■ What to do ■
Give only the number of lines in these records that contain the word "must".

■ Excerpted data ■
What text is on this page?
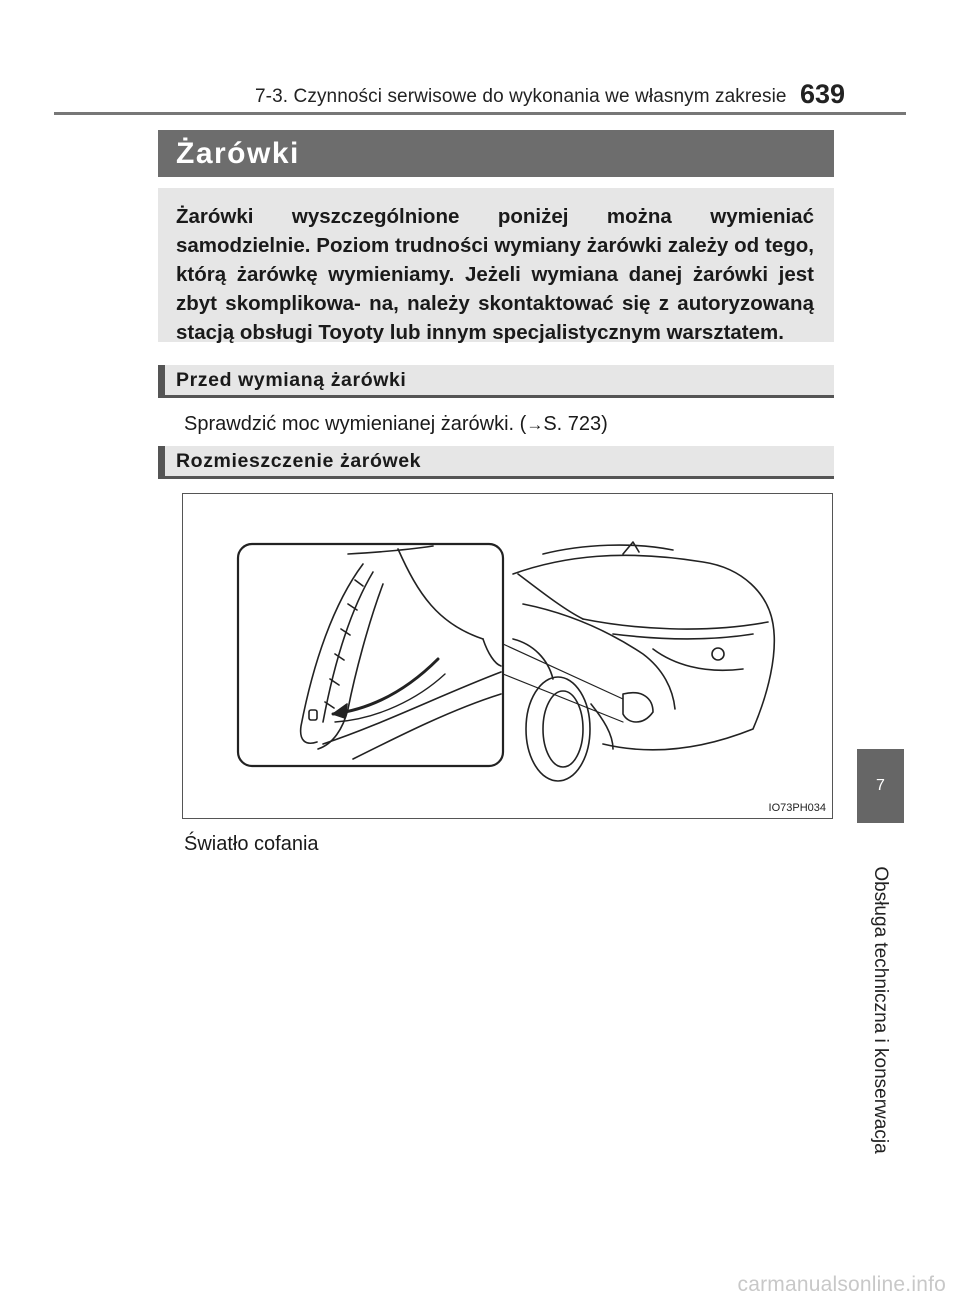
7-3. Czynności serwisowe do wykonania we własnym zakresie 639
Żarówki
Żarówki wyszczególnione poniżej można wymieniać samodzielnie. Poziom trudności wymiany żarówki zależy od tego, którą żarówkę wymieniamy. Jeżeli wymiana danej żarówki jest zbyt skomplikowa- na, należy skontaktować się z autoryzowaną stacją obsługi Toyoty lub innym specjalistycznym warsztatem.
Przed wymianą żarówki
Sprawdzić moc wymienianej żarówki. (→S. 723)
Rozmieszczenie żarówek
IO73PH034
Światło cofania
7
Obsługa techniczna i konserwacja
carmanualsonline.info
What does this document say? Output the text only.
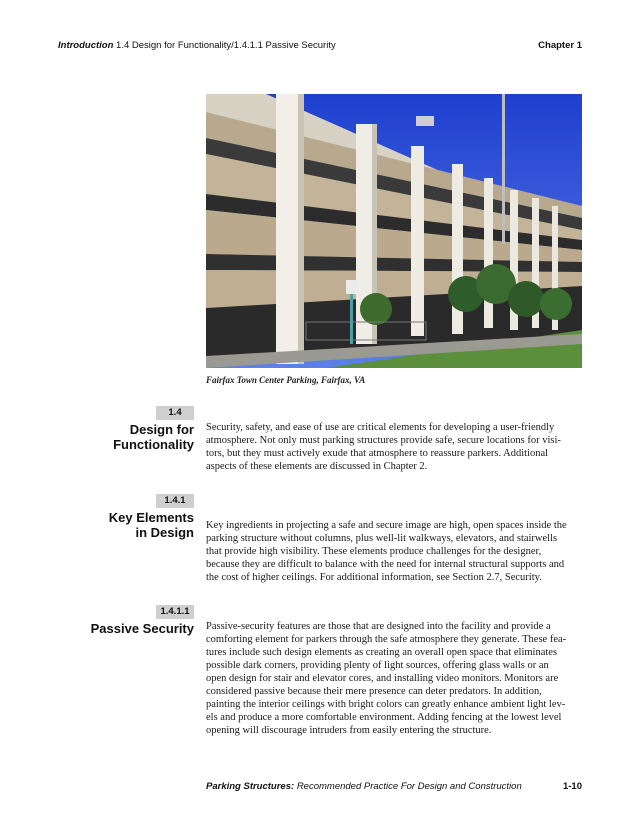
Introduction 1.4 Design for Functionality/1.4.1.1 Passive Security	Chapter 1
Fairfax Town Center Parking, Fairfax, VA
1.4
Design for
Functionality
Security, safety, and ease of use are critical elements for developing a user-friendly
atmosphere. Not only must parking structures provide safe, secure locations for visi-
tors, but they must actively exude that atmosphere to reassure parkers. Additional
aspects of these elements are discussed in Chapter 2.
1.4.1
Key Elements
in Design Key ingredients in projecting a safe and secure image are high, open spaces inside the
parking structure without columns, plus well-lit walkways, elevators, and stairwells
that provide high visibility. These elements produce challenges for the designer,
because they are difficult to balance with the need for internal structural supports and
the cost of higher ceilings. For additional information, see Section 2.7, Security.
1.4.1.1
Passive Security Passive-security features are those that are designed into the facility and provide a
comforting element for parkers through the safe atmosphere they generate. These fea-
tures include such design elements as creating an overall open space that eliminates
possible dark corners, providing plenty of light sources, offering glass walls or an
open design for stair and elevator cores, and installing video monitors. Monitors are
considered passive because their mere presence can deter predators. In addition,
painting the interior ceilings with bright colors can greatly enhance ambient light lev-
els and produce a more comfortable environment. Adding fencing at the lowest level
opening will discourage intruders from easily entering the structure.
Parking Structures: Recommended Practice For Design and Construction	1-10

■ The result ■
2